[Dataset rows about figures]
════════

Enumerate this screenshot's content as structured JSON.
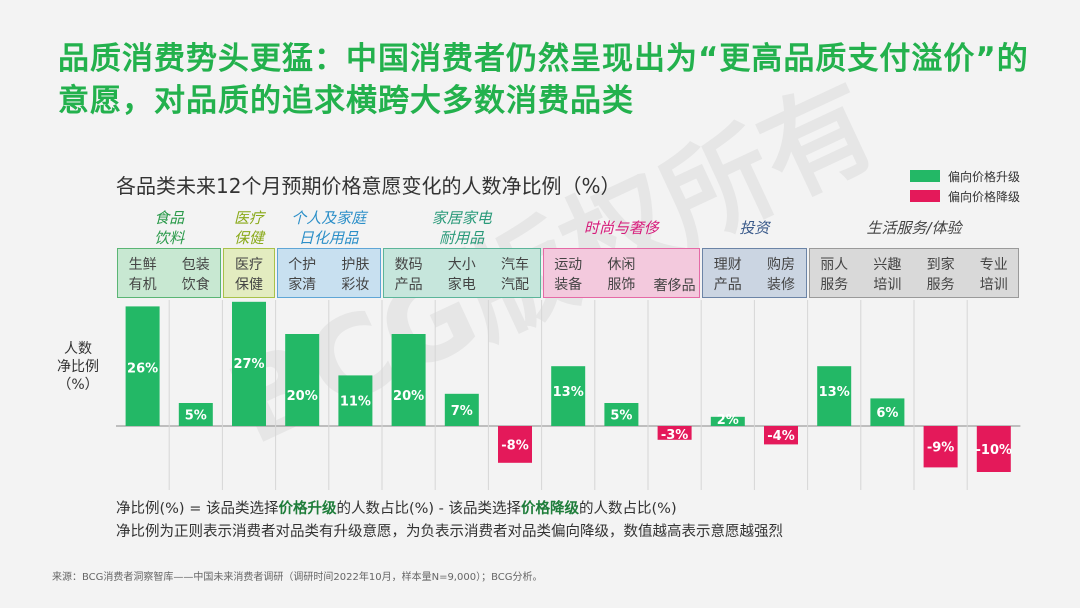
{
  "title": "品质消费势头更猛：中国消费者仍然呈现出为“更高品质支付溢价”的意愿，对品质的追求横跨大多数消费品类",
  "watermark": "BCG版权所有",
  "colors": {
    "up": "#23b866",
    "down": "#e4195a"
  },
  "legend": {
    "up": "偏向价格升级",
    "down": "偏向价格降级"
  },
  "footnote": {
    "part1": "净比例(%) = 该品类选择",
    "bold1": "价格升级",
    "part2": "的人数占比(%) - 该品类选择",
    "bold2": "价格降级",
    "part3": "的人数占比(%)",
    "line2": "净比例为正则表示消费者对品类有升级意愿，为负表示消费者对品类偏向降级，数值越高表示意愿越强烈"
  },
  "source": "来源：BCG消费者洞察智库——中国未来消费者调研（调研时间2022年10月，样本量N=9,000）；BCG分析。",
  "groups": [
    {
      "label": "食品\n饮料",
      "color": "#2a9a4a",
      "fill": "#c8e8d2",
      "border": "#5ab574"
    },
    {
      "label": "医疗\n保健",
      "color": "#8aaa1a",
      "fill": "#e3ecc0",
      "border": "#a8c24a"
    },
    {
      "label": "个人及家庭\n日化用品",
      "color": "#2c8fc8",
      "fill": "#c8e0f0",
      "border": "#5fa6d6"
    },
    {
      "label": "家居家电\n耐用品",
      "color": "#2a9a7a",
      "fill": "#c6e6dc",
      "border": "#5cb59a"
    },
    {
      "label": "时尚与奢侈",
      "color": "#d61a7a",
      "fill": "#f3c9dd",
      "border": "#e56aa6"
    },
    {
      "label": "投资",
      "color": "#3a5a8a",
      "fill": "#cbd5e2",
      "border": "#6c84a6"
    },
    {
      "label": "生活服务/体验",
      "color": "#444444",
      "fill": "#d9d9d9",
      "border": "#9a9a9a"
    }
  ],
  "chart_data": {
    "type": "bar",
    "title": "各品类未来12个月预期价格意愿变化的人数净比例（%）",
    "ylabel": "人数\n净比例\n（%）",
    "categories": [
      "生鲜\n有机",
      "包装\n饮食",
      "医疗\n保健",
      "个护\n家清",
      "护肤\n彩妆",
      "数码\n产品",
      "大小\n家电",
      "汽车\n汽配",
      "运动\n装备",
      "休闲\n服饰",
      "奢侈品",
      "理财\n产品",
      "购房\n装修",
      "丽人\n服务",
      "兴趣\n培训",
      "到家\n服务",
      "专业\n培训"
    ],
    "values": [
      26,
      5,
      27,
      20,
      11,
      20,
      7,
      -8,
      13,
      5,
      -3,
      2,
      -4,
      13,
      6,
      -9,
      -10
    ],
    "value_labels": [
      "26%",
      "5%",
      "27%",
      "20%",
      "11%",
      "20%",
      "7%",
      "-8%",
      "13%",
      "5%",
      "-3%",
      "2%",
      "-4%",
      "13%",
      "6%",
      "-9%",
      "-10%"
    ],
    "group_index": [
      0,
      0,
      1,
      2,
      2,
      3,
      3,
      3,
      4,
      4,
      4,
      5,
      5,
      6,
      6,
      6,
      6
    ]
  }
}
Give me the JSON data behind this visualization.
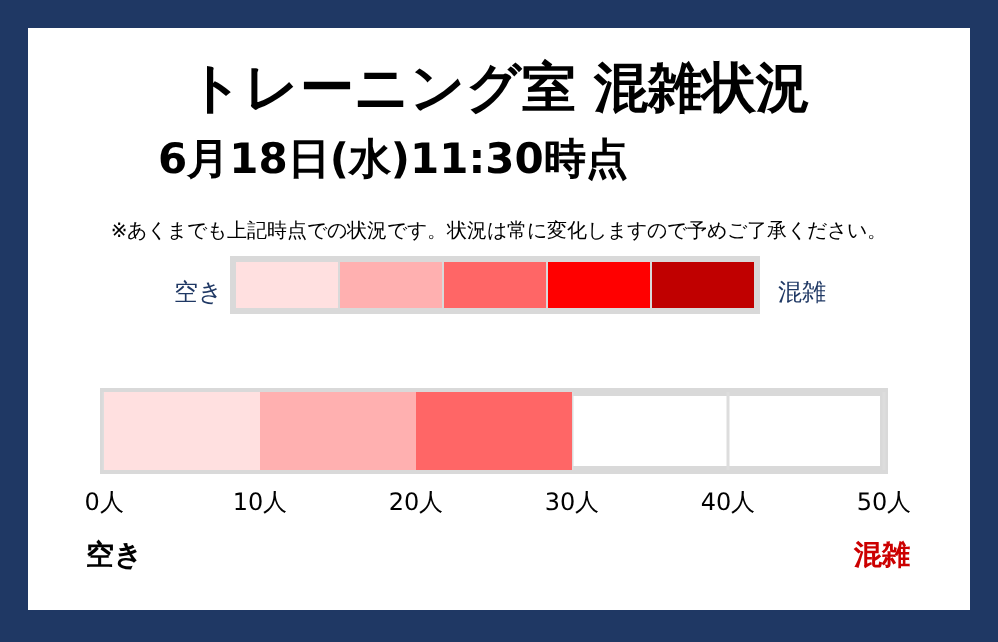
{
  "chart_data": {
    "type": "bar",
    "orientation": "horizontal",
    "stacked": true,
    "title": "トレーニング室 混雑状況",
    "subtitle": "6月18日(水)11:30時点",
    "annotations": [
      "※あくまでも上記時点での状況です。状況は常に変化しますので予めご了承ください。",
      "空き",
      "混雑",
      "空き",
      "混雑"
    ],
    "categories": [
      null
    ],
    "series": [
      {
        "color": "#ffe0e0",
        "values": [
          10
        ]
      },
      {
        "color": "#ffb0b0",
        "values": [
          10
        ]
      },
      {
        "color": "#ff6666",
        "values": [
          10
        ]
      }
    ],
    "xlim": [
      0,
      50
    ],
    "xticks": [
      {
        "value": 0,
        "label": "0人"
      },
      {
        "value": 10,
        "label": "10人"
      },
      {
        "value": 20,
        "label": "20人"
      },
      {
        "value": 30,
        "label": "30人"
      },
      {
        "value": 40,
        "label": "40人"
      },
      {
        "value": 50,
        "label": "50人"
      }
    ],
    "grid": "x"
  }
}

════════

What to produce » Reproduce the full material exactly, excluding the pictures.

Solution to this exercise »
Enumerate this screenshot's content as structured JSON.
{
  "title": "品质消费势头更猛：中国消费者仍然呈现出为“更高品质支付溢价”的意愿，对品质的追求横跨大多数消费品类",
  "watermark": "BCG版权所有",
  "colors": {
    "up": "#23b866",
    "down": "#e4195a"
  },
  "legend": {
    "up": "偏向价格升级",
    "down": "偏向价格降级"
  },
  "footnote": {
    "part1": "净比例(%) = 该品类选择",
    "bold1": "价格升级",
    "part2": "的人数占比(%) - 该品类选择",
    "bold2": "价格降级",
    "part3": "的人数占比(%)",
    "line2": "净比例为正则表示消费者对品类有升级意愿，为负表示消费者对品类偏向降级，数值越高表示意愿越强烈"
  },
  "source": "来源：BCG消费者洞察智库——中国未来消费者调研（调研时间2022年10月，样本量N=9,000）；BCG分析。",
  "groups": [
    {
      "label": "食品\n饮料",
      "color": "#2a9a4a",
      "fill": "#c8e8d2",
      "border": "#5ab574"
    },
    {
      "label": "医疗\n保健",
      "color": "#8aaa1a",
      "fill": "#e3ecc0",
      "border": "#a8c24a"
    },
    {
      "label": "个人及家庭\n日化用品",
      "color": "#2c8fc8",
      "fill": "#c8e0f0",
      "border": "#5fa6d6"
    },
    {
      "label": "家居家电\n耐用品",
      "color": "#2a9a7a",
      "fill": "#c6e6dc",
      "border": "#5cb59a"
    },
    {
      "label": "时尚与奢侈",
      "color": "#d61a7a",
      "fill": "#f3c9dd",
      "border": "#e56aa6"
    },
    {
      "label": "投资",
      "color": "#3a5a8a",
      "fill": "#cbd5e2",
      "border": "#6c84a6"
    },
    {
      "label": "生活服务/体验",
      "color": "#444444",
      "fill": "#d9d9d9",
      "border": "#9a9a9a"
    }
  ],
  "chart_data": {
    "type": "bar",
    "title": "各品类未来12个月预期价格意愿变化的人数净比例（%）",
    "ylabel": "人数\n净比例\n（%）",
    "categories": [
      "生鲜\n有机",
      "包装\n饮食",
      "医疗\n保健",
      "个护\n家清",
      "护肤\n彩妆",
      "数码\n产品",
      "大小\n家电",
      "汽车\n汽配",
      "运动\n装备",
      "休闲\n服饰",
      "奢侈品",
      "理财\n产品",
      "购房\n装修",
      "丽人\n服务",
      "兴趣\n培训",
      "到家\n服务",
      "专业\n培训"
    ],
    "values": [
      26,
      5,
      27,
      20,
      11,
      20,
      7,
      -8,
      13,
      5,
      -3,
      2,
      -4,
      13,
      6,
      -9,
      -10
    ],
    "value_labels": [
      "26%",
      "5%",
      "27%",
      "20%",
      "11%",
      "20%",
      "7%",
      "-8%",
      "13%",
      "5%",
      "-3%",
      "2%",
      "-4%",
      "13%",
      "6%",
      "-9%",
      "-10%"
    ],
    "group_index": [
      0,
      0,
      1,
      2,
      2,
      3,
      3,
      3,
      4,
      4,
      4,
      5,
      5,
      6,
      6,
      6,
      6
    ]
  }
}
Give me the JSON data behind this visualization.
{
  "chart_data": {
    "type": "bar",
    "orientation": "horizontal",
    "stacked": true,
    "title": "トレーニング室 混雑状況",
    "subtitle": "6月18日(水)11:30時点",
    "annotations": [
      "※あくまでも上記時点での状況です。状況は常に変化しますので予めご了承ください。",
      "空き",
      "混雑",
      "空き",
      "混雑"
    ],
    "categories": [
      null
    ],
    "series": [
      {
        "color": "#ffe0e0",
        "values": [
          10
        ]
      },
      {
        "color": "#ffb0b0",
        "values": [
          10
        ]
      },
      {
        "color": "#ff6666",
        "values": [
          10
        ]
      }
    ],
    "xlim": [
      0,
      50
    ],
    "xticks": [
      {
        "value": 0,
        "label": "0人"
      },
      {
        "value": 10,
        "label": "10人"
      },
      {
        "value": 20,
        "label": "20人"
      },
      {
        "value": 30,
        "label": "30人"
      },
      {
        "value": 40,
        "label": "40人"
      },
      {
        "value": 50,
        "label": "50人"
      }
    ],
    "grid": "x"
  }
}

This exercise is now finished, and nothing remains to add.